- WHAT IS ASKED
Copy each line of the records that contains the word "petróleo".

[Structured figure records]
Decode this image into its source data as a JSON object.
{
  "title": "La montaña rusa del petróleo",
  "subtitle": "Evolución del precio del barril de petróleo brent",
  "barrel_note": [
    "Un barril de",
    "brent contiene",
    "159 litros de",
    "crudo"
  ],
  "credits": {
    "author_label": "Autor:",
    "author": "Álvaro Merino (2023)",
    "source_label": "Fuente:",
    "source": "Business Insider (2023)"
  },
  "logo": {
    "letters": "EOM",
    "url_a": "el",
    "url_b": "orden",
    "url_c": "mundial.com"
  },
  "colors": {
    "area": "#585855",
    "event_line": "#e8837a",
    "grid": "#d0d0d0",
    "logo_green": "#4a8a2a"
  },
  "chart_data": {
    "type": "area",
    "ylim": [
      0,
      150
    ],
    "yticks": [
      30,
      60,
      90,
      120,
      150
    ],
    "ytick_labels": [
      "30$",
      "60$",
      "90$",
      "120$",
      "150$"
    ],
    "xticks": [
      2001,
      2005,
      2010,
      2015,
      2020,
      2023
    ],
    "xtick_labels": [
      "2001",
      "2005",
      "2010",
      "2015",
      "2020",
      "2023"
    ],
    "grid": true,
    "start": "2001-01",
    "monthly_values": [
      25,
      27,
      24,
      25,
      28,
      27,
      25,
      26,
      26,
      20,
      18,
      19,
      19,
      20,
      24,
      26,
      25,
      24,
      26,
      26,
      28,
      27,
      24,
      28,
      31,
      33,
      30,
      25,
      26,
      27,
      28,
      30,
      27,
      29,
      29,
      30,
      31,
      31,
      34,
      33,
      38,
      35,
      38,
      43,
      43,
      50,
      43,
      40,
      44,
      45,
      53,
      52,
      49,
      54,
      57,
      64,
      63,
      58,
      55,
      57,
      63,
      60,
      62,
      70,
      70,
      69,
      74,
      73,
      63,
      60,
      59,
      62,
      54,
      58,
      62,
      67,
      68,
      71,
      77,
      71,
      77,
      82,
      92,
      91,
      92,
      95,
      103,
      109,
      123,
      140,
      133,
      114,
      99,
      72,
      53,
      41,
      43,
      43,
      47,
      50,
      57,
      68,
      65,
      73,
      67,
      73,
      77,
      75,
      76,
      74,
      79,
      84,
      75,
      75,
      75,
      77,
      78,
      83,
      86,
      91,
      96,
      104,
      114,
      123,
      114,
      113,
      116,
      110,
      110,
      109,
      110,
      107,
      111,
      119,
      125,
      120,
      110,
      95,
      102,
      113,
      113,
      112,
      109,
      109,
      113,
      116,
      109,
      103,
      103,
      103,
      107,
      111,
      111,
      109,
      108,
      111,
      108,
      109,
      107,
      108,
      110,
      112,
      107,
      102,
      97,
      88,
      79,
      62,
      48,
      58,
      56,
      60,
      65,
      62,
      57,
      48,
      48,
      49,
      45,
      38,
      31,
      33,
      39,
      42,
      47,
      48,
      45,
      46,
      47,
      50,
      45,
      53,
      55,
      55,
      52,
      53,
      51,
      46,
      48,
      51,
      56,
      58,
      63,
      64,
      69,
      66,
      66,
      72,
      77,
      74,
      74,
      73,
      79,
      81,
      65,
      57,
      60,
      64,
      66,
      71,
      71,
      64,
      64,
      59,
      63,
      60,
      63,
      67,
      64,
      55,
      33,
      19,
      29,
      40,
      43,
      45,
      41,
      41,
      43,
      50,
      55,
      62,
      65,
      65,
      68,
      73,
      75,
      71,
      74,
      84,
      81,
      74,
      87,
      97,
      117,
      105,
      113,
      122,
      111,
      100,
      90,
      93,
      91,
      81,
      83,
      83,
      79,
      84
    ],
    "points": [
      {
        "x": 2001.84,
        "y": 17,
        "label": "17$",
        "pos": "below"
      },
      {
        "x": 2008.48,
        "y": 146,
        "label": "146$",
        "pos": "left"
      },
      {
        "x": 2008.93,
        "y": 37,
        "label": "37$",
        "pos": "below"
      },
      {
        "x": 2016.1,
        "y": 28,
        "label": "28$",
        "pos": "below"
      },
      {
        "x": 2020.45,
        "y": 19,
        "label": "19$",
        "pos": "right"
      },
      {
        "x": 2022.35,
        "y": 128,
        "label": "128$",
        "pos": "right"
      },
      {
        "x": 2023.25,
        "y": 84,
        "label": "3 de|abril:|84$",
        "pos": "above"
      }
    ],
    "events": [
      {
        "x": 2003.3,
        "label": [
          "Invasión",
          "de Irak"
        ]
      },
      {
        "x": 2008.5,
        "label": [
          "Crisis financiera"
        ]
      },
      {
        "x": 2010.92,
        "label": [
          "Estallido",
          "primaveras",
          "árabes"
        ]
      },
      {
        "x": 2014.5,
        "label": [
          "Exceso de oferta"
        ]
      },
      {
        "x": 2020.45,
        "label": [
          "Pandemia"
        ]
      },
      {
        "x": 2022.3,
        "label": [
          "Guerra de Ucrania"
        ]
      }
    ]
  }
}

- FULL SOLUTION
  "title": "La montaña rusa del petróleo",
  "subtitle": "Evolución del precio del barril de petróleo brent",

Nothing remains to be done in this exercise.